== TASK INPUT

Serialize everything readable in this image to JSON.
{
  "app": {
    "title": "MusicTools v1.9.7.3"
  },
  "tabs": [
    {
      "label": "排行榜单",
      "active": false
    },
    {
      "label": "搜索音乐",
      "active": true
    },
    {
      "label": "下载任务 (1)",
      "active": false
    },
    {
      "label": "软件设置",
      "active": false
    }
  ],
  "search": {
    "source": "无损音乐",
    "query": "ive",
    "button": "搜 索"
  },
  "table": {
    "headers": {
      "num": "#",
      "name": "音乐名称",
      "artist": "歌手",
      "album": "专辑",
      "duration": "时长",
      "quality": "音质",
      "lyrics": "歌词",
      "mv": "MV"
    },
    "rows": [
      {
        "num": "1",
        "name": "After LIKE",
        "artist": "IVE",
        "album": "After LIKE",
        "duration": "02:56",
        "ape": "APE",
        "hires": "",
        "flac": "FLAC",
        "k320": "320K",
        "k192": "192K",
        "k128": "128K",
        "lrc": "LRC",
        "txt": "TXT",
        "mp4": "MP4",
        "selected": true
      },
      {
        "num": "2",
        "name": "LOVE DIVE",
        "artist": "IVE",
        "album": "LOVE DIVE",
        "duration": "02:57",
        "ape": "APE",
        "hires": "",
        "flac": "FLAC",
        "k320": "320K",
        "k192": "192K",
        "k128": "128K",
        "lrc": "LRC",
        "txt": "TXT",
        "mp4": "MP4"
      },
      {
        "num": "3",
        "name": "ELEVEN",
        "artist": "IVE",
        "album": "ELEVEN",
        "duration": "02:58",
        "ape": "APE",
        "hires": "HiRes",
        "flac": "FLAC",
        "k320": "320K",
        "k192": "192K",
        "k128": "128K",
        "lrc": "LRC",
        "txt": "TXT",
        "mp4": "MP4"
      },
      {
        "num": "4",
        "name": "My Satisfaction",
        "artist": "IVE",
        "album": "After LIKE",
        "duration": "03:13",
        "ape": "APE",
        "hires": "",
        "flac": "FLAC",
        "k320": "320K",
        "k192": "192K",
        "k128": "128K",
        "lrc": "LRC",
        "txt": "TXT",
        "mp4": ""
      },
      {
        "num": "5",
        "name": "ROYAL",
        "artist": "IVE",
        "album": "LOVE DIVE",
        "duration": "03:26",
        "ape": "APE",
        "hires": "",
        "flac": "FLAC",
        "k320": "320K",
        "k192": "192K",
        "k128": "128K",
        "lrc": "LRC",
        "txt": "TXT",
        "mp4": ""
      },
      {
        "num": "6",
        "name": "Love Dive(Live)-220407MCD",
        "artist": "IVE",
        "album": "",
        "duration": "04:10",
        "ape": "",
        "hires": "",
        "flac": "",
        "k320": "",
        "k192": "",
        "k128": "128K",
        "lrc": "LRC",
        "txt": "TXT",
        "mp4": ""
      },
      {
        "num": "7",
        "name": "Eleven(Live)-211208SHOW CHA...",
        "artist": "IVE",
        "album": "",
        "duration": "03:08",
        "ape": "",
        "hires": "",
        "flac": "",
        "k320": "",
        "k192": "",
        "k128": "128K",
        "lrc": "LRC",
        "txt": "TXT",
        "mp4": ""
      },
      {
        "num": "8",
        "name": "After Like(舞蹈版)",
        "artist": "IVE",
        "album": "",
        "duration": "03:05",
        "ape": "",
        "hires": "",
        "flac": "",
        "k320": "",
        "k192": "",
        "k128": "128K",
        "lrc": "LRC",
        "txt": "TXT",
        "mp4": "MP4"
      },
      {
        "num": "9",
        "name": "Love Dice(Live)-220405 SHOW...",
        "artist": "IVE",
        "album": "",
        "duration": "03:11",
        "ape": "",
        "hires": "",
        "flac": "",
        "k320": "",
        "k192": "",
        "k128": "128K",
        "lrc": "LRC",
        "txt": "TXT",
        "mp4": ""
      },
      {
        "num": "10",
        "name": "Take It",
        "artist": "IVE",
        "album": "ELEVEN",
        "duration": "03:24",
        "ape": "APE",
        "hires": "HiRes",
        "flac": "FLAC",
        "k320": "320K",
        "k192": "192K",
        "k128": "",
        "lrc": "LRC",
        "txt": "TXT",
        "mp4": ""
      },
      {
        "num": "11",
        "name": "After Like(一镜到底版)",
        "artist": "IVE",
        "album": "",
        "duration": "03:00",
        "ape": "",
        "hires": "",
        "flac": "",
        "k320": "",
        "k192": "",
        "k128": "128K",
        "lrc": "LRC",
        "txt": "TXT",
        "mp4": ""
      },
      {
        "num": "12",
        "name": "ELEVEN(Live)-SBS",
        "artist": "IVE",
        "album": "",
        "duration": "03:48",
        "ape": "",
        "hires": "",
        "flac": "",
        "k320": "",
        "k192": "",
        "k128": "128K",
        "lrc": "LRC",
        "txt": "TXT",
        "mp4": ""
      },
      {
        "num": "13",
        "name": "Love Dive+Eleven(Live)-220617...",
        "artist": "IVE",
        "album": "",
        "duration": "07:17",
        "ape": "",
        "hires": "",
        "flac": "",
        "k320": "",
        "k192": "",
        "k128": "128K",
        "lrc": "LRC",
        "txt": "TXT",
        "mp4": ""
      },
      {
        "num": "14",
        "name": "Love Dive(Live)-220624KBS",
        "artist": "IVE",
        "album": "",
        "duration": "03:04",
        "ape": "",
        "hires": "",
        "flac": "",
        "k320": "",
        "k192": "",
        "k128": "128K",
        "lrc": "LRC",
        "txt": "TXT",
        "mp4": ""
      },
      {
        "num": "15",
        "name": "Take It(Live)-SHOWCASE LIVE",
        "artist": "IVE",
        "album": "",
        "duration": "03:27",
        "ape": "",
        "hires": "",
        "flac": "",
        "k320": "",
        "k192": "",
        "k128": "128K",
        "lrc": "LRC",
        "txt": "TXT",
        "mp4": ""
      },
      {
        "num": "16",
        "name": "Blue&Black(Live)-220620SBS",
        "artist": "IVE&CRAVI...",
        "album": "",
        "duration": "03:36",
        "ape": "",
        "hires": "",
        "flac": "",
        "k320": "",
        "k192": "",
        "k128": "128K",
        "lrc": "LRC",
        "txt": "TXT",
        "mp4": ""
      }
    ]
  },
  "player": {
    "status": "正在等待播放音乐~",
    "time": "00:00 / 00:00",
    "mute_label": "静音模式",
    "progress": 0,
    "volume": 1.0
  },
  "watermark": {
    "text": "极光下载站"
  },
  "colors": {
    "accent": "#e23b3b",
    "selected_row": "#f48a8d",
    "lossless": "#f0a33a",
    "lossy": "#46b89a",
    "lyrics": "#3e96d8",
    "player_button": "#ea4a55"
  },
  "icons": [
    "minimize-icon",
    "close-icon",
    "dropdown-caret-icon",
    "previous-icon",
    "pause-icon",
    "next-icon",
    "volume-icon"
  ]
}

====

### WHAT YOU WILL DO
Tally the lines of the listing in which the word "After" occurs, and state the total alone.

### RESPONSE FOR THIS EXERCISE
5